PROBLEMAS E TAREFAS:
**A.** Transcreva do texto sobre a princesa Diana o trecho que começa em "(...) Eduardo VIII, que" e segue até "um rei destronado.".
**B.** Segundo o texto sobre a princesa Diana, por que motivo Eduardo VIII iria abdicar do trono?

TEXTO DO DOCUMENTO:
:::

Diana - a Princesa infeliz, amiga dos infelizes, irmã dos pequeninos, aristocrata do coração

Antero da Silva Resende

O Dia

06/09/97

(...) Eduardo VIII, que se tornara duvidosamente famoso pela descontracção com que levava para a cama as mulheres que o seu dedo apontava, iria abdicar do trono por não ser capaz (palavras suas) de reinar sem ter ao lado a mulher que amava...

Os ingleses nunca lhe perdoariam e impuseram-lhe um implacável exílio. A senhora Simpson não foi capaz, apesar da sua férrea determinação, de subir ao trono britânico pela mão de um rei rendido a encantos que ninguém Ihe reconhecia; mas pôde gabar-se de ter reinado toda a vida no coração de um rei destronado.

:::

DADOS APRESENTADOS:
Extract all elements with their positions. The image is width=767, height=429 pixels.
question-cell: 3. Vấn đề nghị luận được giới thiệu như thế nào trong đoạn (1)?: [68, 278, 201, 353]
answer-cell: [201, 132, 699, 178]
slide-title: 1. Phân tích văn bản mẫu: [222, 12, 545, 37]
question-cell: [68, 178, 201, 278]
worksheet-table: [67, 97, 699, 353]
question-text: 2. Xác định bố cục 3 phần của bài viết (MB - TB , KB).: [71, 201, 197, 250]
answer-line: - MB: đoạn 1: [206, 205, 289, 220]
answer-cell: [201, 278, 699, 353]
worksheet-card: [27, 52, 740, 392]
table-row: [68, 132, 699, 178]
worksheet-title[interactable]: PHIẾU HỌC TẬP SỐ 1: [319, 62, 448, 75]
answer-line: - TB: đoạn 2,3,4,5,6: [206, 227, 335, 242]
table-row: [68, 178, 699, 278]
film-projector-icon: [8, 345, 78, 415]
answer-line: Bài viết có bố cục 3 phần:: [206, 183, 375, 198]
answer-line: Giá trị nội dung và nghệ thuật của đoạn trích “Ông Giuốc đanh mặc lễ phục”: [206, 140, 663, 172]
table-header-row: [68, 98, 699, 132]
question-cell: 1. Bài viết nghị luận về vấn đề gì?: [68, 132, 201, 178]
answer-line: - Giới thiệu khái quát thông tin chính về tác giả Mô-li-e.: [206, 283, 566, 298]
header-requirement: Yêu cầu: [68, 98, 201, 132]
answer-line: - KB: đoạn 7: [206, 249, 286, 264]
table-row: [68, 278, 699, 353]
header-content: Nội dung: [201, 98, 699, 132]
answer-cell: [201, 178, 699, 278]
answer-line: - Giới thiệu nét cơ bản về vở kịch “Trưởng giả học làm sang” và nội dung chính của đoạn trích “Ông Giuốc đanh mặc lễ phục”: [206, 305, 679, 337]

:::

TAREFAS RESOLVIDAS:
**A.**
(...) Eduardo VIII, que se tornara duvidosamente famoso pela descontracção com que levava para a cama as mulheres que o seu dedo apontava, iria abdicar do trono por não ser capaz (palavras suas) de reinar sem ter ao lado a mulher que amava...

Os ingleses nunca lhe perdoariam e impuseram-lhe um implacável exílio. A senhora Simpson não foi capaz, apesar da sua férrea determinação, de subir ao trono britânico pela mão de um rei rendido a encantos que ninguém Ihe reconhecia; mas pôde gabar-se de ter reinado toda a vida no coração de um rei destronado.

**B.** Por não ser capaz, nas suas palavras, de reinar sem ter ao lado a mulher que amava.